(Source data)
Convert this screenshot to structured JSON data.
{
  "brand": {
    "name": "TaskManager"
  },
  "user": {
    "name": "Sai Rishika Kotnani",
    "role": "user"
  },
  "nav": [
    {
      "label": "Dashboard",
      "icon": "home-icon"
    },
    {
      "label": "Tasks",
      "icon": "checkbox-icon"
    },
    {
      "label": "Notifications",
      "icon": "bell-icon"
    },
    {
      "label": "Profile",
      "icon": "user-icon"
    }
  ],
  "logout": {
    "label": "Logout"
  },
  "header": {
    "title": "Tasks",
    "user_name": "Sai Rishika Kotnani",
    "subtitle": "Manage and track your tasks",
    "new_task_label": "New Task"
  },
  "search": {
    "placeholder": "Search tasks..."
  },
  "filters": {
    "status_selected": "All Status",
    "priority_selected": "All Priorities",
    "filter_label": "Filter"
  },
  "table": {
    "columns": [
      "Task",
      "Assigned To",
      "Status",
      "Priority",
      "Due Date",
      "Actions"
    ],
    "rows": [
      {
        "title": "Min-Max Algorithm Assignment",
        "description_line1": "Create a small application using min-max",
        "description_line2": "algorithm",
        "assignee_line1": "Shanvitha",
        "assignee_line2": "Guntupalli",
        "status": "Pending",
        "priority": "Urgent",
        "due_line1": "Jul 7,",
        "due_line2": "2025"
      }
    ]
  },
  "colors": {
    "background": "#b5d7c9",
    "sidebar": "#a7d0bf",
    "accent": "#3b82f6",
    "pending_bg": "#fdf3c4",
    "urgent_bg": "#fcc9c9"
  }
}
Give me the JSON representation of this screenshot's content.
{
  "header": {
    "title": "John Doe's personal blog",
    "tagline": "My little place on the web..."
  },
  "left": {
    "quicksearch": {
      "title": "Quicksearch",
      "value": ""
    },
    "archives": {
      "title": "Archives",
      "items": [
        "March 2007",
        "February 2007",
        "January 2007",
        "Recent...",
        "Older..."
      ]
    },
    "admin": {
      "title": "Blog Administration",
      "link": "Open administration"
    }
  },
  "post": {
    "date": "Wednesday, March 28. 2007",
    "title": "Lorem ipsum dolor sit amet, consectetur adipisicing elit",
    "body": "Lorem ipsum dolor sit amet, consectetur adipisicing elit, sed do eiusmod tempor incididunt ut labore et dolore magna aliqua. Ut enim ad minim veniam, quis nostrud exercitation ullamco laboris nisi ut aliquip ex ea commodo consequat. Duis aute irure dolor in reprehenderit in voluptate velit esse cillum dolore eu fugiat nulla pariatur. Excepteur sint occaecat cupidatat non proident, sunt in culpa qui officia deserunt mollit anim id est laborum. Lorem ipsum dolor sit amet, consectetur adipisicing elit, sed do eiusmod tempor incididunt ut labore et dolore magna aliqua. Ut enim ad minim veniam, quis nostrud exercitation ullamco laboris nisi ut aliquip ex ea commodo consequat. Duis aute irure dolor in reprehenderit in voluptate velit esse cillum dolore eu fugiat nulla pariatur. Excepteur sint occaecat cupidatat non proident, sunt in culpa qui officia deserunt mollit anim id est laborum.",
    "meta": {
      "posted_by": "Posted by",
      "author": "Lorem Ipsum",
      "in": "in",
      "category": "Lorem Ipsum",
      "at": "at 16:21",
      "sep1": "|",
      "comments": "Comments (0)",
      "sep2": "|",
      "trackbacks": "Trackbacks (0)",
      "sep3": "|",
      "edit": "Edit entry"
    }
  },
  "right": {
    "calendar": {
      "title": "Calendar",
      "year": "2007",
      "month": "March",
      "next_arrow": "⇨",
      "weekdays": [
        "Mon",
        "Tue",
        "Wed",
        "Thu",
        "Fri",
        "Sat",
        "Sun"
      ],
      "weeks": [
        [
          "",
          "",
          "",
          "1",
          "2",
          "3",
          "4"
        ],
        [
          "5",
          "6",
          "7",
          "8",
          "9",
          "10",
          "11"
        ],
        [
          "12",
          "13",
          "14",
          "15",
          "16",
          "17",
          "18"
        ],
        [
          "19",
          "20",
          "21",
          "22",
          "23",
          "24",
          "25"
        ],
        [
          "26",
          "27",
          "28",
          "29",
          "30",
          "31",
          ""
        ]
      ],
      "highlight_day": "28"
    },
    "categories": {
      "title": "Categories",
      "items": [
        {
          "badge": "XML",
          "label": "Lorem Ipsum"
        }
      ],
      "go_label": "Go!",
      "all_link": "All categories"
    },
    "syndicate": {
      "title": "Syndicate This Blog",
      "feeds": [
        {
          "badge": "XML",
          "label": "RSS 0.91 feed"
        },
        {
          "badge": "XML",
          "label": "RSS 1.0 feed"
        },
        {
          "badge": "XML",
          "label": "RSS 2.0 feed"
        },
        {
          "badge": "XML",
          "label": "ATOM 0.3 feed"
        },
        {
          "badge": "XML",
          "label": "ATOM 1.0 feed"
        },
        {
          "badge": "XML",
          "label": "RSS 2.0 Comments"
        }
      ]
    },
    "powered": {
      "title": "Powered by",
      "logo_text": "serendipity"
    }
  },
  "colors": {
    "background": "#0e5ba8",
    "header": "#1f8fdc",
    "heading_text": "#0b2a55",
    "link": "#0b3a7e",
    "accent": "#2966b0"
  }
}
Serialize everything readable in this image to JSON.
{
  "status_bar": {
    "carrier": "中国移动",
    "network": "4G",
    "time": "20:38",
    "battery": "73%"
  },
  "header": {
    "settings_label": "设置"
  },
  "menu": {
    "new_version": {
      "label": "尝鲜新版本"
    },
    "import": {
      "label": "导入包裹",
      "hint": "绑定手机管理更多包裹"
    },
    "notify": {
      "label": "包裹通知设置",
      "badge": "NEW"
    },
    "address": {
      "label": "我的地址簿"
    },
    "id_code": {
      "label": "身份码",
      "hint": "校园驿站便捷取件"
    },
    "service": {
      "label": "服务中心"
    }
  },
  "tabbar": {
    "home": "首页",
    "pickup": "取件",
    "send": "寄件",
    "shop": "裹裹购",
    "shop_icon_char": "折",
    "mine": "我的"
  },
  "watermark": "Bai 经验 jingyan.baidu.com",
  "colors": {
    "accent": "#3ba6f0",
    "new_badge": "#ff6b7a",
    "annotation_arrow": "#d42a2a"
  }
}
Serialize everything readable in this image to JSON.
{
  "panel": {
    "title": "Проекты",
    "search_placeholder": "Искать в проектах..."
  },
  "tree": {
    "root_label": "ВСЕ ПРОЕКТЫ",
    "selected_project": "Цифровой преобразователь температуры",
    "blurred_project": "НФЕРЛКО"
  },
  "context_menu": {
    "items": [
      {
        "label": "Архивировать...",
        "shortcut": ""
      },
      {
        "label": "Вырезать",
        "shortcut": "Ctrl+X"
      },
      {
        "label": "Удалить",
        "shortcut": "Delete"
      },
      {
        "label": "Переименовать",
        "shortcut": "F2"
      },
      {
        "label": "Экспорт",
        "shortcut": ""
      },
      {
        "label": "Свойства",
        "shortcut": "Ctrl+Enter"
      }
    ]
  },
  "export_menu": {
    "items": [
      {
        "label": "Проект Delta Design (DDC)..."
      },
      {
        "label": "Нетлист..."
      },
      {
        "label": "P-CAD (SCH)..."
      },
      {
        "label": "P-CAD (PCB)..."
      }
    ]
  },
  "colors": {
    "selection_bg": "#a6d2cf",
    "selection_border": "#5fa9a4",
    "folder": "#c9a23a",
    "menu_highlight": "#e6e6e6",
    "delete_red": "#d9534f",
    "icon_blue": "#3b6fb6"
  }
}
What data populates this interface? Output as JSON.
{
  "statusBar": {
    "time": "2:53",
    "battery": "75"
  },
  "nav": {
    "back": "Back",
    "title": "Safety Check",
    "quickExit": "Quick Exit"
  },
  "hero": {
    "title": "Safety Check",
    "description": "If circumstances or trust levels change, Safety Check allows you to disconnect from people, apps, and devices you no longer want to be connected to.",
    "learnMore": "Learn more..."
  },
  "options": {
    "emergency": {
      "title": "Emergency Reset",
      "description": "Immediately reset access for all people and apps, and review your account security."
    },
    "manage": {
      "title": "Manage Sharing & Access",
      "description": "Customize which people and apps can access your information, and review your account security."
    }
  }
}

**EXERCISE OBJECTIVE:** Look for the word "adipisicing" in every line of the listing and copy the lines that have it.

**SOLUTION FOR THIS TASK:**
    "title": "Lorem ipsum dolor sit amet, consectetur adipisicing elit",
    "body": "Lorem ipsum dolor sit amet, consectetur adipisicing elit, sed do eiusmod tempor incididunt ut labore et dolore magna aliqua. Ut enim ad minim veniam, quis nostrud exercitation ullamco laboris nisi ut aliquip ex ea commodo consequat. Duis aute irure dolor in reprehenderit in voluptate velit esse cillum dolore eu fugiat nulla pariatur. Excepteur sint occaecat cupidatat non proident, sunt in culpa qui officia deserunt mollit anim id est laborum. Lorem ipsum dolor sit amet, consectetur adipisicing elit, sed do eiusmod tempor incididunt ut labore et dolore magna aliqua. Ut enim ad minim veniam, quis nostrud exercitation ullamco laboris nisi ut aliquip ex ea commodo consequat. Duis aute irure dolor in reprehenderit in voluptate velit esse cillum dolore eu fugiat nulla pariatur. Excepteur sint occaecat cupidatat non proident, sunt in culpa qui officia deserunt mollit anim id est laborum.",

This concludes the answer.